▶ [What you need to do]
Select and reproduce each line of the listing below that bears the string "national".

-- BEGIN Records for the task --

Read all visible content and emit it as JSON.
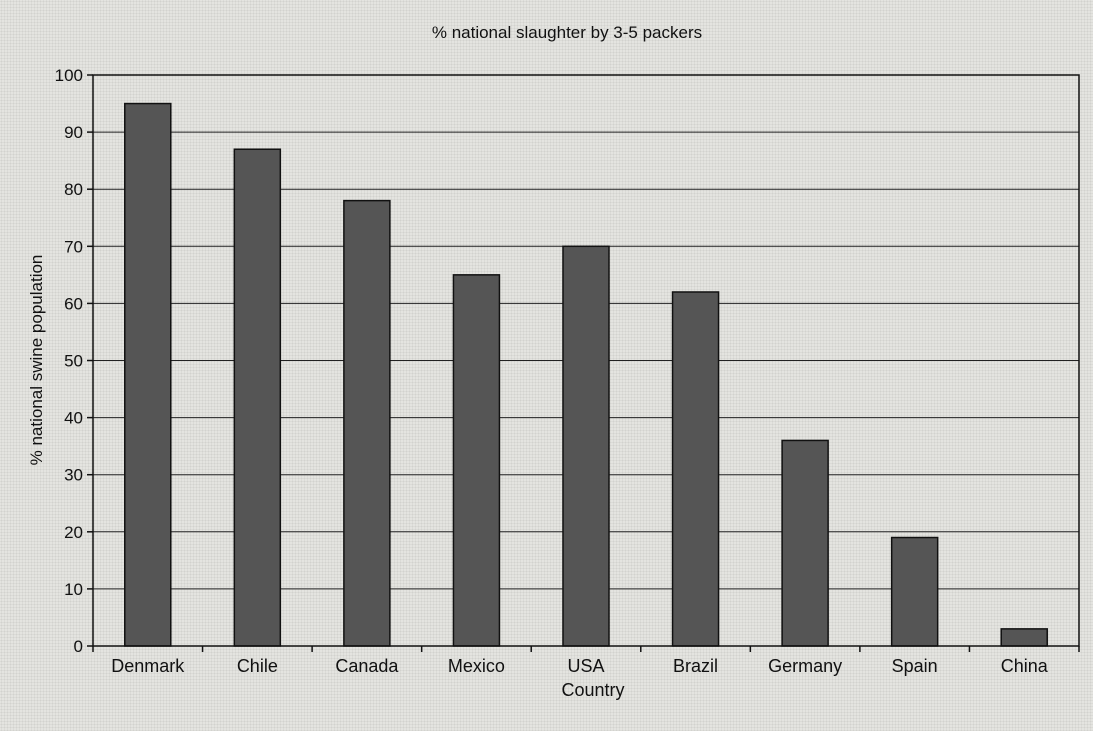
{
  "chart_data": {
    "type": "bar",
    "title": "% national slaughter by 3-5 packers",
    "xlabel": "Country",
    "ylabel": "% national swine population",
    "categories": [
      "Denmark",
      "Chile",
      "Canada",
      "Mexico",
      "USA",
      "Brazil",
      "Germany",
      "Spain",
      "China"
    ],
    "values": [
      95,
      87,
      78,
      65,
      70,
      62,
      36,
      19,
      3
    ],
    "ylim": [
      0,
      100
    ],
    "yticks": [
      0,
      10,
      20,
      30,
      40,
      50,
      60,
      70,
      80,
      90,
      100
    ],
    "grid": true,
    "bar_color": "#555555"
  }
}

-- END Records for the task --
-- BEGIN Records for the task --

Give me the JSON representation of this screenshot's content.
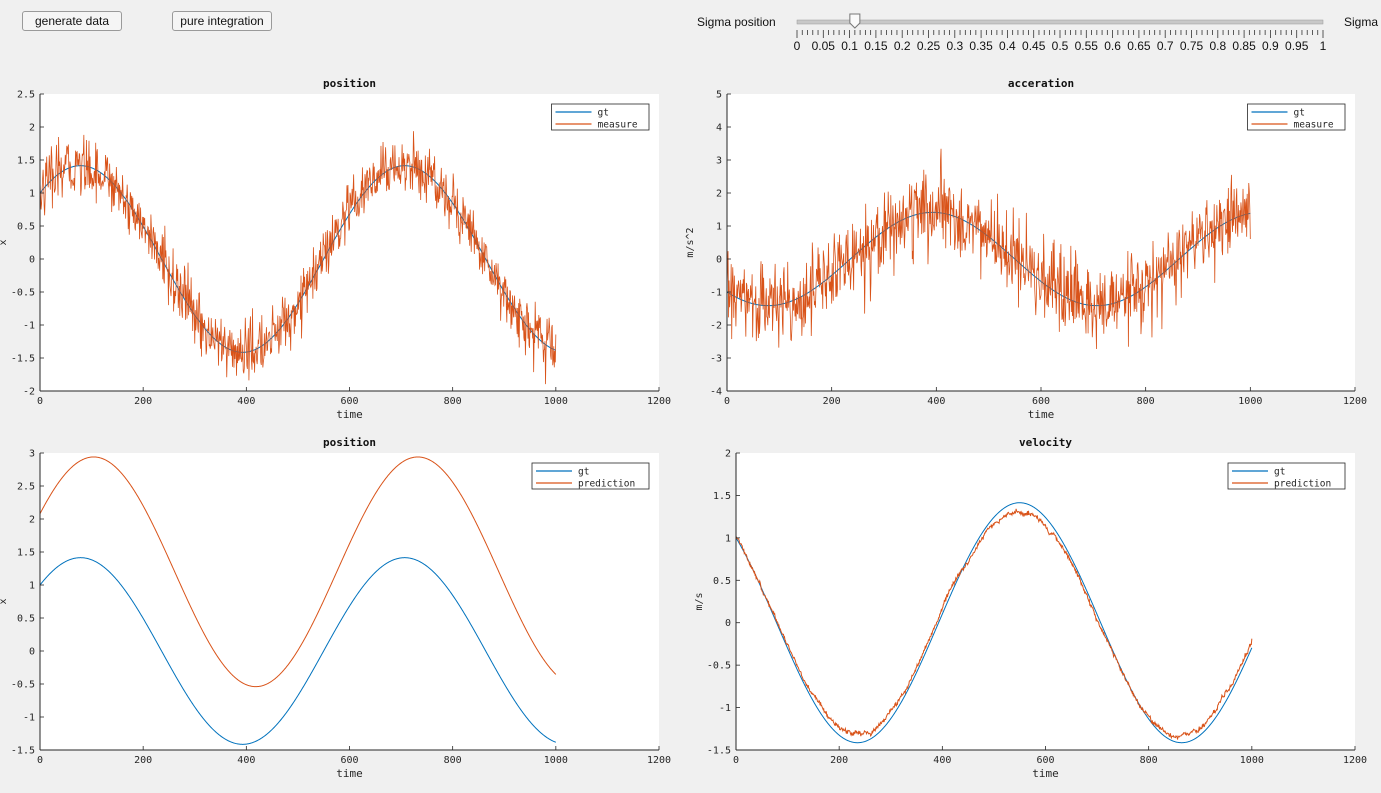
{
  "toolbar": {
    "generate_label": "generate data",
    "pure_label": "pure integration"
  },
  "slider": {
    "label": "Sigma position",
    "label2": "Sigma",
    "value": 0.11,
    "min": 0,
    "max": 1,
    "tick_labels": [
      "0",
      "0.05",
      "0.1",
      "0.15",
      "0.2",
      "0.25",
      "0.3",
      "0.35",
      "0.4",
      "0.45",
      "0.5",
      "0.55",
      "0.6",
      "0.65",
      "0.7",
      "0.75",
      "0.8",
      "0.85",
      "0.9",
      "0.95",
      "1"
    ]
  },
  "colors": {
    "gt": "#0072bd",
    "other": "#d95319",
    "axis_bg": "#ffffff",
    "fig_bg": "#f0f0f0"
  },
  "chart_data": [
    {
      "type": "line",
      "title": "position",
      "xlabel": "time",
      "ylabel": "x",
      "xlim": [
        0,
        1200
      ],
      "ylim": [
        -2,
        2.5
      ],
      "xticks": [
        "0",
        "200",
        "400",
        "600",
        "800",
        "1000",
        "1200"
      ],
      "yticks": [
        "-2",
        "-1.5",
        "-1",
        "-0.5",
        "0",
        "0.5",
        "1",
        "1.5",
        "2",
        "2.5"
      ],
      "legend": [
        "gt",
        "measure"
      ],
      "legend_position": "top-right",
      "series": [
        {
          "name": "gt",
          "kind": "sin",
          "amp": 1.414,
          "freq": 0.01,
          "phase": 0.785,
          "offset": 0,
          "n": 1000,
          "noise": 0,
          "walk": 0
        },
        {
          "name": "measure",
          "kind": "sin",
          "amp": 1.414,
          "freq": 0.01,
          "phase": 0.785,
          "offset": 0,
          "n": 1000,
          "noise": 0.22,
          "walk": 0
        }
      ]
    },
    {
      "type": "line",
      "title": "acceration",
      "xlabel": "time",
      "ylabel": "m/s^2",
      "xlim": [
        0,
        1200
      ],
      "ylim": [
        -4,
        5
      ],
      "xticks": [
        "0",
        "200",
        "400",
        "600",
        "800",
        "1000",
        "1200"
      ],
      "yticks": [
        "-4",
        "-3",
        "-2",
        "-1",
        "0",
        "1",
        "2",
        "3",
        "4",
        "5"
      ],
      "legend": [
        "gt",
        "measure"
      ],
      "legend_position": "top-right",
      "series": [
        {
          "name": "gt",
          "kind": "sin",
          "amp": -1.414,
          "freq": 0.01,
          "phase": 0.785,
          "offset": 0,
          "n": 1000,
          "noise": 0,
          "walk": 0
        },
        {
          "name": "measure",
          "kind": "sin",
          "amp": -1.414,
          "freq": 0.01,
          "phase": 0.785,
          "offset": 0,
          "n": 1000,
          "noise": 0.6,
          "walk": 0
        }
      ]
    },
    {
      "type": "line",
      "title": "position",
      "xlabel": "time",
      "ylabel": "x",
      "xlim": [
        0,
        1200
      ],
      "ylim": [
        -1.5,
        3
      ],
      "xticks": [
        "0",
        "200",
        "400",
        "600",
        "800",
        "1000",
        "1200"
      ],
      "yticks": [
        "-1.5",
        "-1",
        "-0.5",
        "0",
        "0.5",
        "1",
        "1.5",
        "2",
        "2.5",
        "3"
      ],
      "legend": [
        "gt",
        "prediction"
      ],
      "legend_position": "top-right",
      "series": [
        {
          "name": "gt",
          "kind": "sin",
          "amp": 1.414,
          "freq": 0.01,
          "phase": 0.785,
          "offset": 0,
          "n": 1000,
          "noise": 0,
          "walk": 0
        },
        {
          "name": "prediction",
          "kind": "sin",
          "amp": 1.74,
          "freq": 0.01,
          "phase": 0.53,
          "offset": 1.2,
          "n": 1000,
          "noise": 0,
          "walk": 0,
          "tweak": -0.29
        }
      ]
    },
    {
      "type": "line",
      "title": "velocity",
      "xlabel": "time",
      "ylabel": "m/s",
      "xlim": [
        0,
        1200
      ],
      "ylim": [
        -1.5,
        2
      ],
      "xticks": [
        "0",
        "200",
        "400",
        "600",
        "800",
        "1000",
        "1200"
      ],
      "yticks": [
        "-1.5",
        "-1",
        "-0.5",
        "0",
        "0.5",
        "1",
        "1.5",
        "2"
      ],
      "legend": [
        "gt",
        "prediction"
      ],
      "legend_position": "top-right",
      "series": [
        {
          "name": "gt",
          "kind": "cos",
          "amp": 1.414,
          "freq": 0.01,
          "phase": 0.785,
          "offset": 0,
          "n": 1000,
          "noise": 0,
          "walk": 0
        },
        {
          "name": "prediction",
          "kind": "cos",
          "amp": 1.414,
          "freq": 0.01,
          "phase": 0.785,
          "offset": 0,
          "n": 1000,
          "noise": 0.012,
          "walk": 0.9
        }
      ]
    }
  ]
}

-- END Records for the task --
-- BEGIN Records for the task --

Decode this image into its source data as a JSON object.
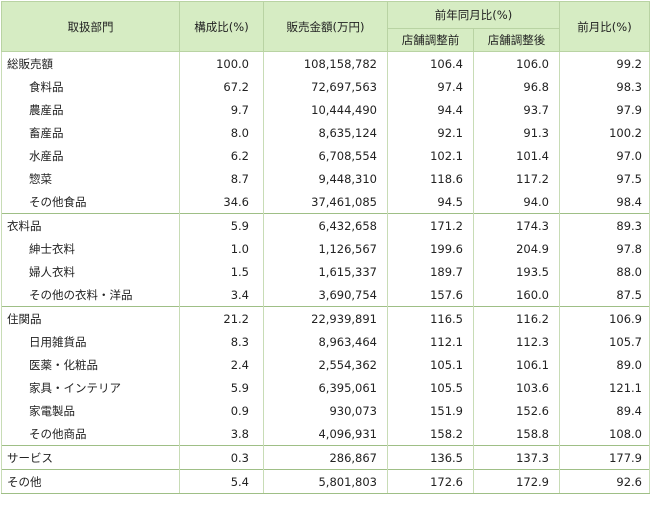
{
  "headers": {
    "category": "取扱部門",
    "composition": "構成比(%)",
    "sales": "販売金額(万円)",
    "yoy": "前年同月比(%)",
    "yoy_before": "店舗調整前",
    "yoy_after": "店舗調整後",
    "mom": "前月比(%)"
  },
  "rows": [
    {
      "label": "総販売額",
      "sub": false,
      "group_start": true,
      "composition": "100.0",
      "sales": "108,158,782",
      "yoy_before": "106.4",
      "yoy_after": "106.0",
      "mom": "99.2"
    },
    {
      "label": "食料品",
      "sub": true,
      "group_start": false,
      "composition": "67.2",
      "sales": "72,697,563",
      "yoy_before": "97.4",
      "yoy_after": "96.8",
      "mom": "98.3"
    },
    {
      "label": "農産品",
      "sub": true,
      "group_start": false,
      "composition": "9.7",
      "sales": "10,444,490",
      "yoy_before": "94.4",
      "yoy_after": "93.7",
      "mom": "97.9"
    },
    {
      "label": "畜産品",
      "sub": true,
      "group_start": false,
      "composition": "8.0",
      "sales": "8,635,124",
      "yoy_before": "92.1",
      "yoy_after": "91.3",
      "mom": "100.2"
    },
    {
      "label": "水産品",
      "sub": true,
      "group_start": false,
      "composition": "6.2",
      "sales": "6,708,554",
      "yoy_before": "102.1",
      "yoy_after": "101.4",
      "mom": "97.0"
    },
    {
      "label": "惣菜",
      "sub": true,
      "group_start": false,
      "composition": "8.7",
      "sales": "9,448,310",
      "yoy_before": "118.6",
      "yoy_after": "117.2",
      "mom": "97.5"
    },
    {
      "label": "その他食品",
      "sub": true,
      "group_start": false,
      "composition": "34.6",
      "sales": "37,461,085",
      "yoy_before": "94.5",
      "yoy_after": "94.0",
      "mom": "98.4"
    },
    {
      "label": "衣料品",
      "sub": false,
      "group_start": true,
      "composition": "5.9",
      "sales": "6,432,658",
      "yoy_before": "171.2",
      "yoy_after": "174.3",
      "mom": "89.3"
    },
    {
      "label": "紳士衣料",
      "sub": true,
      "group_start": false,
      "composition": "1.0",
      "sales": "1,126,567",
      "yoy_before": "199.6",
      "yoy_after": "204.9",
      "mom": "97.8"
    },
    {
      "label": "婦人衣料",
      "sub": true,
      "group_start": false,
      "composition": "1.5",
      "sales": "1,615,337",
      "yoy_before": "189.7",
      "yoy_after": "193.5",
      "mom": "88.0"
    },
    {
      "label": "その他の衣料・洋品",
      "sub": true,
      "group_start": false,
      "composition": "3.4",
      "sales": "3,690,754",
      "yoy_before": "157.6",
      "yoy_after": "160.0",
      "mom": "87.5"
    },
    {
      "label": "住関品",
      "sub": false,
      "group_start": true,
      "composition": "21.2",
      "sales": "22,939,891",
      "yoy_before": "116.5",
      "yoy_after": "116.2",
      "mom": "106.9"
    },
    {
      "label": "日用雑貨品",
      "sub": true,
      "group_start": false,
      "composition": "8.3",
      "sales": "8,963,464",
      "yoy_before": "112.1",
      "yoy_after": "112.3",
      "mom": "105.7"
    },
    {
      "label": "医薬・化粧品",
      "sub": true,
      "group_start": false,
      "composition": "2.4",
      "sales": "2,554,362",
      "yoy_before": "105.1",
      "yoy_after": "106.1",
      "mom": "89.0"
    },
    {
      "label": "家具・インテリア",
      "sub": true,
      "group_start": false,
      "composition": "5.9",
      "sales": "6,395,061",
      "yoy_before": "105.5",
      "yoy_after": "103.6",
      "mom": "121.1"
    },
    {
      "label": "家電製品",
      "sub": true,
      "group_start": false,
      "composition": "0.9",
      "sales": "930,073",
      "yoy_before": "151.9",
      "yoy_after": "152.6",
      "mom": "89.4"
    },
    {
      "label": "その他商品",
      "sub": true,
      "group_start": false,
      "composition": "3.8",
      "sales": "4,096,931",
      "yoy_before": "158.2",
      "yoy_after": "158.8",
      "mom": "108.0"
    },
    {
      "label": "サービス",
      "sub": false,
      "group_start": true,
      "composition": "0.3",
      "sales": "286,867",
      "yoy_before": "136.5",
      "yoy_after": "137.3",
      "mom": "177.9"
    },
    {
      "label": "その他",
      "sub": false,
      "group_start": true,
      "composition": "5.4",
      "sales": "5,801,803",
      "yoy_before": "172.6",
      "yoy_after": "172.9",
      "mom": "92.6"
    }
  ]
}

-- END Records for the task --

▶ [Finished exercise]
    "title": "% national slaughter by 3-5 packers",
    "ylabel": "% national swine population",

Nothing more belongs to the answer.